### [ASSIGNMENT]
Reproduce the entries that follow verbatim, down to the final line.

[[ PROVIDED INFORMATION, beginning ]]

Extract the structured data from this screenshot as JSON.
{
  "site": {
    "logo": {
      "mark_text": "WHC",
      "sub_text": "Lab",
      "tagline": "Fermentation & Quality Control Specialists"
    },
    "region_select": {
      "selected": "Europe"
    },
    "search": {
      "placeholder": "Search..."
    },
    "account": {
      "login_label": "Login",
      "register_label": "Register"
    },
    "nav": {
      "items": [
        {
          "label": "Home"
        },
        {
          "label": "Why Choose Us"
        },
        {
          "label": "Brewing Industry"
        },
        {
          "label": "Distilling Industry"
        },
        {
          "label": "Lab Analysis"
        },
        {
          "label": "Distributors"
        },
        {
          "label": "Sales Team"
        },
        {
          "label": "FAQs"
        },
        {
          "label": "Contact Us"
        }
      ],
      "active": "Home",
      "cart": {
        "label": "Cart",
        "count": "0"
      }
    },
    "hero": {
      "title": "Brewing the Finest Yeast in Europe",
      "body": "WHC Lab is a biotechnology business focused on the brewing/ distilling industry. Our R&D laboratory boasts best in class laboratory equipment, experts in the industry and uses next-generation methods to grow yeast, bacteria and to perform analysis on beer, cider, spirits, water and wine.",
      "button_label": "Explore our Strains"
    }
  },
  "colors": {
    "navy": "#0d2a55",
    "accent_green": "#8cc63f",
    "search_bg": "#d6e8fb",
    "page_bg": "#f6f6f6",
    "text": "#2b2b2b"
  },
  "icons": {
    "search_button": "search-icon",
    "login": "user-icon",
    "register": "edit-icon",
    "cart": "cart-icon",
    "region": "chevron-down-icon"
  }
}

[[ PROVIDED INFORMATION, end ]]

### [RESPONSE BOX]
Extract the structured data from this screenshot as JSON.
{
  "site": {
    "logo": {
      "mark_text": "WHC",
      "sub_text": "Lab",
      "tagline": "Fermentation & Quality Control Specialists"
    },
    "region_select": {
      "selected": "Europe"
    },
    "search": {
      "placeholder": "Search..."
    },
    "account": {
      "login_label": "Login",
      "register_label": "Register"
    },
    "nav": {
      "items": [
        {
          "label": "Home"
        },
        {
          "label": "Why Choose Us"
        },
        {
          "label": "Brewing Industry"
        },
        {
          "label": "Distilling Industry"
        },
        {
          "label": "Lab Analysis"
        },
        {
          "label": "Distributors"
        },
        {
          "label": "Sales Team"
        },
        {
          "label": "FAQs"
        },
        {
          "label": "Contact Us"
        }
      ],
      "active": "Home",
      "cart": {
        "label": "Cart",
        "count": "0"
      }
    },
    "hero": {
      "title": "Brewing the Finest Yeast in Europe",
      "body": "WHC Lab is a biotechnology business focused on the brewing/ distilling industry. Our R&D laboratory boasts best in class laboratory equipment, experts in the industry and uses next-generation methods to grow yeast, bacteria and to perform analysis on beer, cider, spirits, water and wine.",
      "button_label": "Explore our Strains"
    }
  },
  "colors": {
    "navy": "#0d2a55",
    "accent_green": "#8cc63f",
    "search_bg": "#d6e8fb",
    "page_bg": "#f6f6f6",
    "text": "#2b2b2b"
  },
  "icons": {
    "search_button": "search-icon",
    "login": "user-icon",
    "register": "edit-icon",
    "cart": "cart-icon",
    "region": "chevron-down-icon"
  }
}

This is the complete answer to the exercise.